-- Task directions --
Would you output the whole listing below, exactly as it reads?

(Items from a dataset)
::::

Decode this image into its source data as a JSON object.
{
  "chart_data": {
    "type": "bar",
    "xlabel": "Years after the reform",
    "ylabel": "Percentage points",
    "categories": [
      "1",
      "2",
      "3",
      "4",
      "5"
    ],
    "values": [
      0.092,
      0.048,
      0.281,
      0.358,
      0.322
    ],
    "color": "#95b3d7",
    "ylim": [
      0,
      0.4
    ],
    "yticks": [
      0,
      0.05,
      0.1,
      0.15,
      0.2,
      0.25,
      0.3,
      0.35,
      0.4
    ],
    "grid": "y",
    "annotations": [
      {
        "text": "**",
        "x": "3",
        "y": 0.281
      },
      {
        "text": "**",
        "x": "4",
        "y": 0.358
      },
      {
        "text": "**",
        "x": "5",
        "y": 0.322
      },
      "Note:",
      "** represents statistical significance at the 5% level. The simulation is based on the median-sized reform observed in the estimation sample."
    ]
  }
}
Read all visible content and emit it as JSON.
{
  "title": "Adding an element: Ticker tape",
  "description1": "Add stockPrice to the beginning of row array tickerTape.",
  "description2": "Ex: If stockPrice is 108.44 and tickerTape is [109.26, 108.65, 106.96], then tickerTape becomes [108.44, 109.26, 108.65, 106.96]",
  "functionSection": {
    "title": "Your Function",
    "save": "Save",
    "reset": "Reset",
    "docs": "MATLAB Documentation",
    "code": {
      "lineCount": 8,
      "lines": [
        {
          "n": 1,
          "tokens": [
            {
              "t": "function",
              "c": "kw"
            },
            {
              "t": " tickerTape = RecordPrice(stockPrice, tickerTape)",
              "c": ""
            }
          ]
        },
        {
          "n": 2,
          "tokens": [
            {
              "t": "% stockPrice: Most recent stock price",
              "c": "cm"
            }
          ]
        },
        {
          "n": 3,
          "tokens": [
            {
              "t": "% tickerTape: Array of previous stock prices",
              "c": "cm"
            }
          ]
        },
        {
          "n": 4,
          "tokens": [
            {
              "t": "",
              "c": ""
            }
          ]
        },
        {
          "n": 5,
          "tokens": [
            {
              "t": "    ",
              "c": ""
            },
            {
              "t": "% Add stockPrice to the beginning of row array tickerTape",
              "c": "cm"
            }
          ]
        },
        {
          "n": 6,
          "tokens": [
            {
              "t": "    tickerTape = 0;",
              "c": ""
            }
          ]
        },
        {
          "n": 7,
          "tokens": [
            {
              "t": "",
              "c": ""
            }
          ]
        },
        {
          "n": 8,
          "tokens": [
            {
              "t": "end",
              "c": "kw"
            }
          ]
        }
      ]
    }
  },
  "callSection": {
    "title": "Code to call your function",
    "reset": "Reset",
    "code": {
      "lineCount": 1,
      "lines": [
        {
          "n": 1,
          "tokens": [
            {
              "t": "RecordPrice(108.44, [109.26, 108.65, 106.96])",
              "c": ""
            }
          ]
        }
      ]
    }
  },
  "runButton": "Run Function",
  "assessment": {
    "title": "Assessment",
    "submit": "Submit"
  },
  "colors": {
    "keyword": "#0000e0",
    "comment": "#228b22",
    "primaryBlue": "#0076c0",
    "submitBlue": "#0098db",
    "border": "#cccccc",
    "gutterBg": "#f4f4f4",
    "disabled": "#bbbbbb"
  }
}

::::

-- Full solution --
Decode this image into its source data as a JSON object.
{
  "chart_data": {
    "type": "bar",
    "xlabel": "Years after the reform",
    "ylabel": "Percentage points",
    "categories": [
      "1",
      "2",
      "3",
      "4",
      "5"
    ],
    "values": [
      0.092,
      0.048,
      0.281,
      0.358,
      0.322
    ],
    "color": "#95b3d7",
    "ylim": [
      0,
      0.4
    ],
    "yticks": [
      0,
      0.05,
      0.1,
      0.15,
      0.2,
      0.25,
      0.3,
      0.35,
      0.4
    ],
    "grid": "y",
    "annotations": [
      {
        "text": "**",
        "x": "3",
        "y": 0.281
      },
      {
        "text": "**",
        "x": "4",
        "y": 0.358
      },
      {
        "text": "**",
        "x": "5",
        "y": 0.322
      },
      "Note:",
      "** represents statistical significance at the 5% level. The simulation is based on the median-sized reform observed in the estimation sample."
    ]
  }
}
Read all visible content and emit it as JSON.
{
  "title": "Adding an element: Ticker tape",
  "description1": "Add stockPrice to the beginning of row array tickerTape.",
  "description2": "Ex: If stockPrice is 108.44 and tickerTape is [109.26, 108.65, 106.96], then tickerTape becomes [108.44, 109.26, 108.65, 106.96]",
  "functionSection": {
    "title": "Your Function",
    "save": "Save",
    "reset": "Reset",
    "docs": "MATLAB Documentation",
    "code": {
      "lineCount": 8,
      "lines": [
        {
          "n": 1,
          "tokens": [
            {
              "t": "function",
              "c": "kw"
            },
            {
              "t": " tickerTape = RecordPrice(stockPrice, tickerTape)",
              "c": ""
            }
          ]
        },
        {
          "n": 2,
          "tokens": [
            {
              "t": "% stockPrice: Most recent stock price",
              "c": "cm"
            }
          ]
        },
        {
          "n": 3,
          "tokens": [
            {
              "t": "% tickerTape: Array of previous stock prices",
              "c": "cm"
            }
          ]
        },
        {
          "n": 4,
          "tokens": [
            {
              "t": "",
              "c": ""
            }
          ]
        },
        {
          "n": 5,
          "tokens": [
            {
              "t": "    ",
              "c": ""
            },
            {
              "t": "% Add stockPrice to the beginning of row array tickerTape",
              "c": "cm"
            }
          ]
        },
        {
          "n": 6,
          "tokens": [
            {
              "t": "    tickerTape = 0;",
              "c": ""
            }
          ]
        },
        {
          "n": 7,
          "tokens": [
            {
              "t": "",
              "c": ""
            }
          ]
        },
        {
          "n": 8,
          "tokens": [
            {
              "t": "end",
              "c": "kw"
            }
          ]
        }
      ]
    }
  },
  "callSection": {
    "title": "Code to call your function",
    "reset": "Reset",
    "code": {
      "lineCount": 1,
      "lines": [
        {
          "n": 1,
          "tokens": [
            {
              "t": "RecordPrice(108.44, [109.26, 108.65, 106.96])",
              "c": ""
            }
          ]
        }
      ]
    }
  },
  "runButton": "Run Function",
  "assessment": {
    "title": "Assessment",
    "submit": "Submit"
  },
  "colors": {
    "keyword": "#0000e0",
    "comment": "#228b22",
    "primaryBlue": "#0076c0",
    "submitBlue": "#0098db",
    "border": "#cccccc",
    "gutterBg": "#f4f4f4",
    "disabled": "#bbbbbb"
  }
}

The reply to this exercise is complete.